─── Data excerpts

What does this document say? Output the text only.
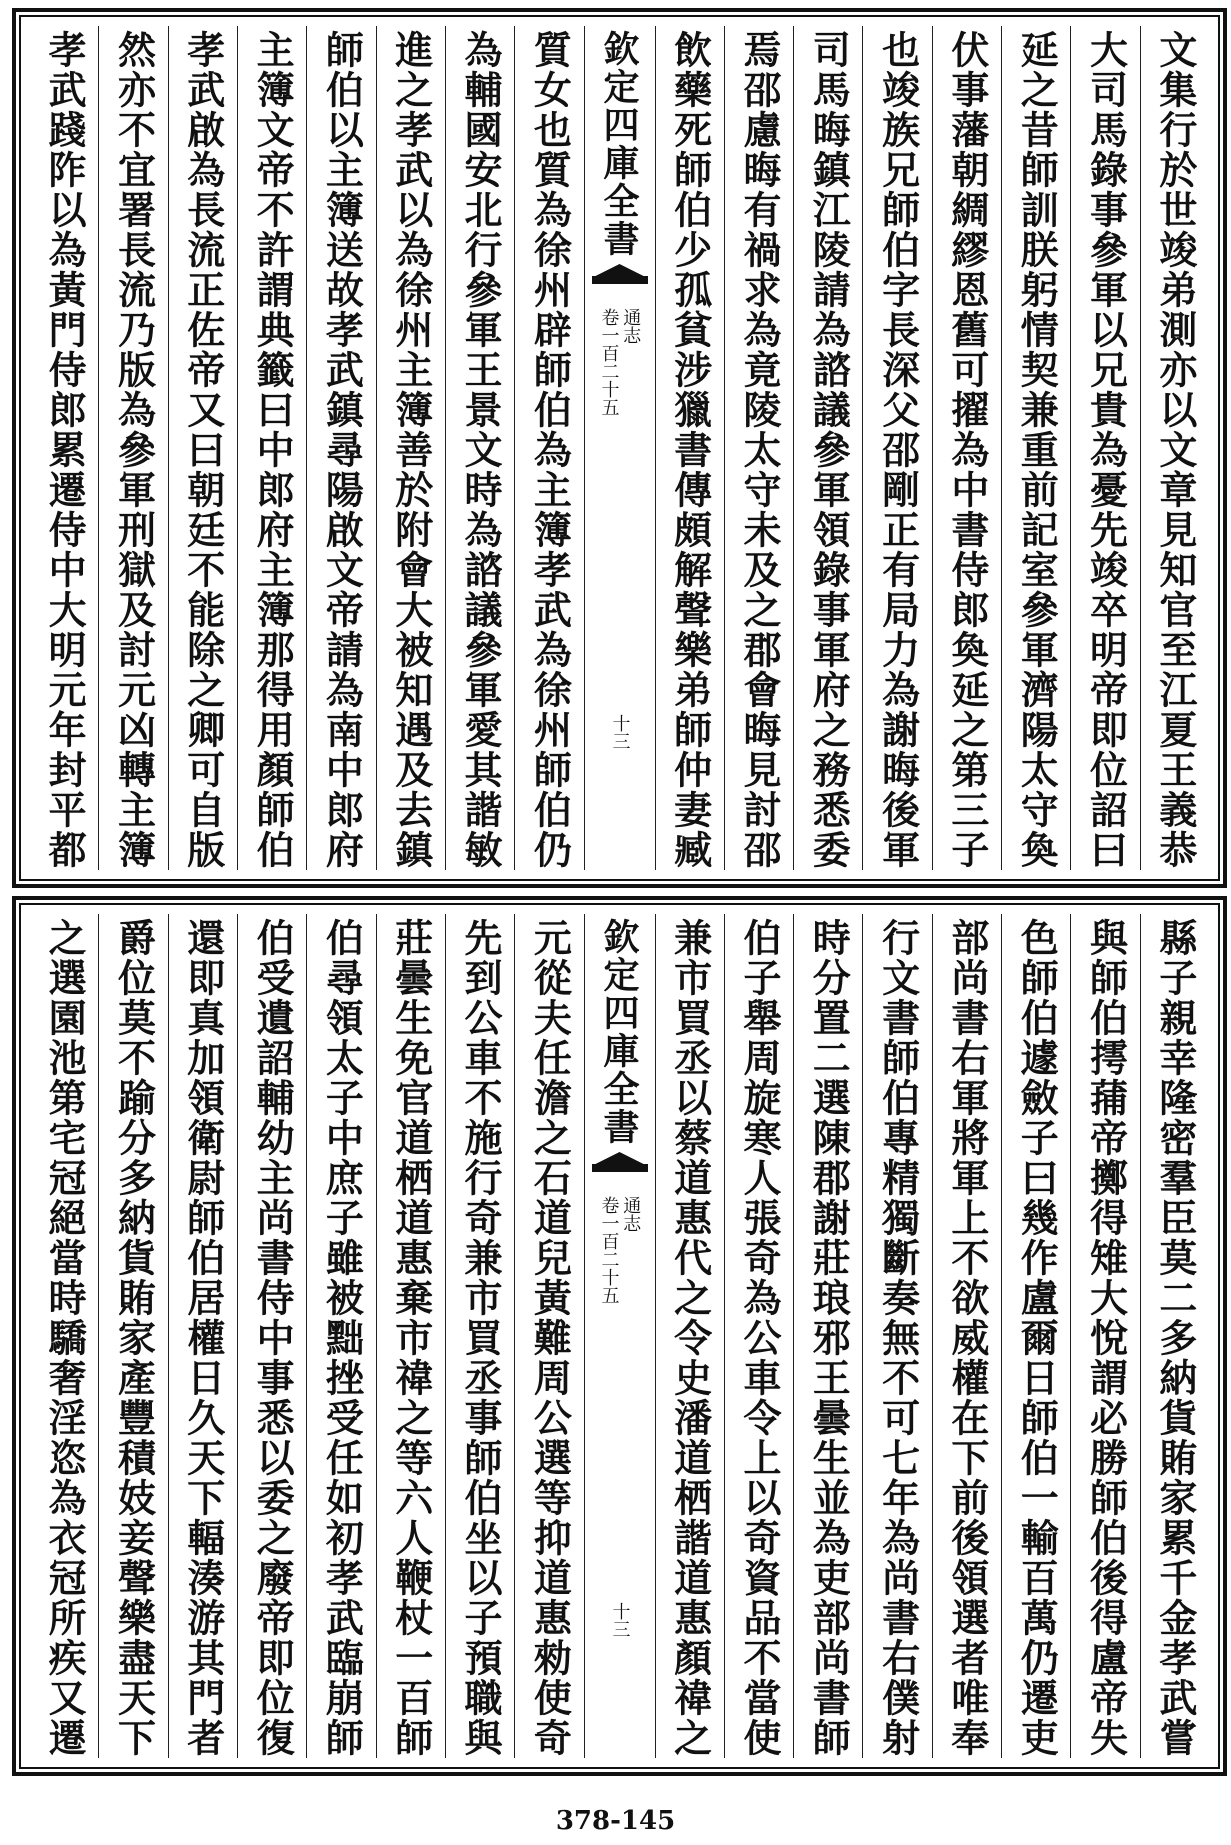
文集行於世竣弟測亦以文章見知官至江夏王義恭
大司馬錄事參軍以兄貴為憂先竣卒明帝即位詔曰
延之昔師訓朕躬情契兼重前記室參軍濟陽太守奐
伏事藩朝綢繆恩舊可擢為中書侍郎奐延之第三子
也竣族兄師伯字長深父邵剛正有局力為謝晦後軍
司馬晦鎮江陵請為諮議參軍領錄事軍府之務悉委
焉邵慮晦有禍求為竟陵太守未及之郡會晦見討邵
飲藥死師伯少孤貧涉獵書傳頗解聲樂弟師仲妻臧
欽定四庫全書
通志
卷一百二十五
十三
質女也質為徐州辟師伯為主簿孝武為徐州師伯仍
為輔國安北行參軍王景文時為諮議參軍愛其諧敏
進之孝武以為徐州主簿善於附會大被知遇及去鎮
師伯以主簿送故孝武鎮尋陽啟文帝請為南中郎府
主簿文帝不許謂典籤曰中郎府主簿那得用顏師伯
孝武啟為長流正佐帝又曰朝廷不能除之卿可自版
然亦不宜署長流乃版為參軍刑獄及討元凶轉主簿
孝武踐阼以為黃門侍郎累遷侍中大明元年封平都
縣子親幸隆密羣臣莫二多納貨賄家累千金孝武嘗
與師伯摴蒱帝擲得雉大悅謂必勝師伯後得盧帝失
色師伯遽斂子曰幾作盧爾日師伯一輸百萬仍遷吏
部尚書右軍將軍上不欲威權在下前後領選者唯奉
行文書師伯專精獨斷奏無不可七年為尚書右僕射
時分置二選陳郡謝莊琅邪王曇生並為吏部尚書師
伯子舉周旋寒人張奇為公車令上以奇資品不當使
兼市買丞以蔡道惠代之令史潘道栖諧道惠顏禕之
欽定四庫全書
通志
卷一百二十五
十三
元從夫任澹之石道兒黃難周公選等抑道惠勑使奇
先到公車不施行奇兼市買丞事師伯坐以子預職與
莊曇生免官道栖道惠棄市禕之等六人鞭杖一百師
伯尋領太子中庶子雖被黜挫受任如初孝武臨崩師
伯受遺詔輔幼主尚書侍中事悉以委之廢帝即位復
還即真加領衛尉師伯居權日久天下輻湊游其門者
爵位莫不踰分多納貨賄家產豐積妓妾聲樂盡天下
之選園池第宅冠絕當時驕奢淫恣為衣冠所疾又遷
378-145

──────

**Set problem**. Transcribe every record above exactly as written, leaving out any pictures.

**Result**.
What does this document say? Output the text only.
文集行於世竣弟測亦以文章見知官至江夏王義恭
大司馬錄事參軍以兄貴為憂先竣卒明帝即位詔曰
延之昔師訓朕躬情契兼重前記室參軍濟陽太守奐
伏事藩朝綢繆恩舊可擢為中書侍郎奐延之第三子
也竣族兄師伯字長深父邵剛正有局力為謝晦後軍
司馬晦鎮江陵請為諮議參軍領錄事軍府之務悉委
焉邵慮晦有禍求為竟陵太守未及之郡會晦見討邵
飲藥死師伯少孤貧涉獵書傳頗解聲樂弟師仲妻臧
欽定四庫全書
通志
卷一百二十五
十三
質女也質為徐州辟師伯為主簿孝武為徐州師伯仍
為輔國安北行參軍王景文時為諮議參軍愛其諧敏
進之孝武以為徐州主簿善於附會大被知遇及去鎮
師伯以主簿送故孝武鎮尋陽啟文帝請為南中郎府
主簿文帝不許謂典籤曰中郎府主簿那得用顏師伯
孝武啟為長流正佐帝又曰朝廷不能除之卿可自版
然亦不宜署長流乃版為參軍刑獄及討元凶轉主簿
孝武踐阼以為黃門侍郎累遷侍中大明元年封平都
縣子親幸隆密羣臣莫二多納貨賄家累千金孝武嘗
與師伯摴蒱帝擲得雉大悅謂必勝師伯後得盧帝失
色師伯遽斂子曰幾作盧爾日師伯一輸百萬仍遷吏
部尚書右軍將軍上不欲威權在下前後領選者唯奉
行文書師伯專精獨斷奏無不可七年為尚書右僕射
時分置二選陳郡謝莊琅邪王曇生並為吏部尚書師
伯子舉周旋寒人張奇為公車令上以奇資品不當使
兼市買丞以蔡道惠代之令史潘道栖諧道惠顏禕之
欽定四庫全書
通志
卷一百二十五
十三
元從夫任澹之石道兒黃難周公選等抑道惠勑使奇
先到公車不施行奇兼市買丞事師伯坐以子預職與
莊曇生免官道栖道惠棄市禕之等六人鞭杖一百師
伯尋領太子中庶子雖被黜挫受任如初孝武臨崩師
伯受遺詔輔幼主尚書侍中事悉以委之廢帝即位復
還即真加領衛尉師伯居權日久天下輻湊游其門者
爵位莫不踰分多納貨賄家產豐積妓妾聲樂盡天下
之選園池第宅冠絕當時驕奢淫恣為衣冠所疾又遷
378-145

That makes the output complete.